Task goal »
Every line below that mentions the word "ＲＫＴオレンジジュース" should be copied out.
==========
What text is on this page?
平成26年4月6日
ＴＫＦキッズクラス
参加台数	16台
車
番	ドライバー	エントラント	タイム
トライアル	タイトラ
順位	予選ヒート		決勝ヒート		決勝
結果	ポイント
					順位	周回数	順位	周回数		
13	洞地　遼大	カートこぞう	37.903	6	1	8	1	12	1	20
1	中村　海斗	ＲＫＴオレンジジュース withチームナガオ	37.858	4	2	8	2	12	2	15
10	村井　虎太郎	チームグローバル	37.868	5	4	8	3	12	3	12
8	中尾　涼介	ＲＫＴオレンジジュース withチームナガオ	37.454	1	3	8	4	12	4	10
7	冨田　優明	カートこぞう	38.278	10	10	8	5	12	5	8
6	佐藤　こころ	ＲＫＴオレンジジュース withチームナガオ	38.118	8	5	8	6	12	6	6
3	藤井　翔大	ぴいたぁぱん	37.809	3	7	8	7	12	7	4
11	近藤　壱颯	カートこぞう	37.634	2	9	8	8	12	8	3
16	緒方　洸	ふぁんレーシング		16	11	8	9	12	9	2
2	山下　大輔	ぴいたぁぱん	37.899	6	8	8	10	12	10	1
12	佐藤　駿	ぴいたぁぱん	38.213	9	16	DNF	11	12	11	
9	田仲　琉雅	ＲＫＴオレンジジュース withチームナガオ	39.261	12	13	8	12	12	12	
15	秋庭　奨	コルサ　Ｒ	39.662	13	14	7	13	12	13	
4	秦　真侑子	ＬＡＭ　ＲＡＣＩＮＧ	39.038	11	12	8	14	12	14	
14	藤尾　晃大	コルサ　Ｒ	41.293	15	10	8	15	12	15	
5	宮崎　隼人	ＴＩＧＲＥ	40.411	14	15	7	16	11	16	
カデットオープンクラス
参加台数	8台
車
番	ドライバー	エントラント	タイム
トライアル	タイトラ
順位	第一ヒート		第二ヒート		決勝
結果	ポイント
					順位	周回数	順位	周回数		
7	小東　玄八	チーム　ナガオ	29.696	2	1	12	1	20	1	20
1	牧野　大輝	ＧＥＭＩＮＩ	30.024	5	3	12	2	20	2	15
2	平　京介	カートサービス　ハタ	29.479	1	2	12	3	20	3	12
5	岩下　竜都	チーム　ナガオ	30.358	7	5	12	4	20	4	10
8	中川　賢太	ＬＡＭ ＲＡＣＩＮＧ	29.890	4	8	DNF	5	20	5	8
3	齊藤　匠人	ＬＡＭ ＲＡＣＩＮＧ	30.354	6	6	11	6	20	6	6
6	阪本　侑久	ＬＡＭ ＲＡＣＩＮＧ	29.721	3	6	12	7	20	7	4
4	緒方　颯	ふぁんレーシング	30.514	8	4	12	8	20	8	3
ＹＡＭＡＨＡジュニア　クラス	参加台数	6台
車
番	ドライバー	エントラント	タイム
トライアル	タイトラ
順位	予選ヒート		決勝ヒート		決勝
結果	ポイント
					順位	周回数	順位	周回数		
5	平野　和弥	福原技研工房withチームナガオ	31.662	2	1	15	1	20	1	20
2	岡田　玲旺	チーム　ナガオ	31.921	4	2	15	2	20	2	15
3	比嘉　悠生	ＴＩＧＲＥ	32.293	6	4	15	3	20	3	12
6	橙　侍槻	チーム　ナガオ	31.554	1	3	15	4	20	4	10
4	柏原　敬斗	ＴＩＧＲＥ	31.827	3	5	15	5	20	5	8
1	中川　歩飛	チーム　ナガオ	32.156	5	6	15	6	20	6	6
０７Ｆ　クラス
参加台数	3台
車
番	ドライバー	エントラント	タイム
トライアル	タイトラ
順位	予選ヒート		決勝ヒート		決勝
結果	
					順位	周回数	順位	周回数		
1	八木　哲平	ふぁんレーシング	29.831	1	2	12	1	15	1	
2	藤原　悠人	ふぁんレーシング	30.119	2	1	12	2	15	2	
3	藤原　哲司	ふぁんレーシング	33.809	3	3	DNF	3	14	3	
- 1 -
==========
Worked solution »
1	中村　海斗	ＲＫＴオレンジジュース withチームナガオ	37.858	4	2	8	2	12	2	15
8	中尾　涼介	ＲＫＴオレンジジュース withチームナガオ	37.454	1	3	8	4	12	4	10
6	佐藤　こころ	ＲＫＴオレンジジュース withチームナガオ	38.118	8	5	8	6	12	6	6
9	田仲　琉雅	ＲＫＴオレンジジュース withチームナガオ	39.261	12	13	8	12	12	12	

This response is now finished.